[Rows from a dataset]
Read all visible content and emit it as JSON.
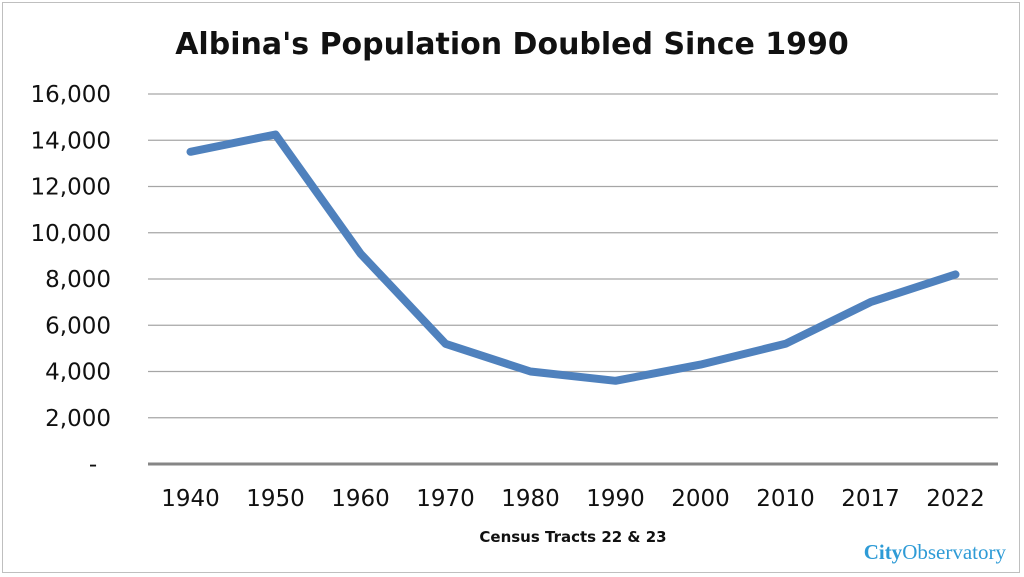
{
  "chart_data": {
    "type": "line",
    "title": "Albina's Population Doubled Since 1990",
    "xlabel": "Census Tracts 22 & 23",
    "ylabel": "",
    "categories": [
      "1940",
      "1950",
      "1960",
      "1970",
      "1980",
      "1990",
      "2000",
      "2010",
      "2017",
      "2022"
    ],
    "series": [
      {
        "values": [
          13500,
          14250,
          9100,
          5200,
          4000,
          3600,
          4300,
          5200,
          7000,
          8200
        ]
      }
    ],
    "ylim": [
      0,
      16000
    ],
    "yticks": [
      0,
      2000,
      4000,
      6000,
      8000,
      10000,
      12000,
      14000,
      16000
    ],
    "ytick_labels": [
      "-",
      "2,000",
      "4,000",
      "6,000",
      "8,000",
      "10,000",
      "12,000",
      "14,000",
      "16,000"
    ],
    "grid": true,
    "line_color": "#4f81bd"
  },
  "brand": {
    "part1": "City",
    "part2": "Observatory",
    "color": "#2e9bd6"
  }
}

# [WHAT THE TASK ASKS]
The entries above are to be returned exactly, without their pictures.

# [RESULT OF THIS EXERCISE]
Read all visible content and emit it as JSON.
{
  "chart_data": {
    "type": "line",
    "title": "Albina's Population Doubled Since 1990",
    "xlabel": "Census Tracts 22 & 23",
    "ylabel": "",
    "categories": [
      "1940",
      "1950",
      "1960",
      "1970",
      "1980",
      "1990",
      "2000",
      "2010",
      "2017",
      "2022"
    ],
    "series": [
      {
        "values": [
          13500,
          14250,
          9100,
          5200,
          4000,
          3600,
          4300,
          5200,
          7000,
          8200
        ]
      }
    ],
    "ylim": [
      0,
      16000
    ],
    "yticks": [
      0,
      2000,
      4000,
      6000,
      8000,
      10000,
      12000,
      14000,
      16000
    ],
    "ytick_labels": [
      "-",
      "2,000",
      "4,000",
      "6,000",
      "8,000",
      "10,000",
      "12,000",
      "14,000",
      "16,000"
    ],
    "grid": true,
    "line_color": "#4f81bd"
  },
  "brand": {
    "part1": "City",
    "part2": "Observatory",
    "color": "#2e9bd6"
  }
}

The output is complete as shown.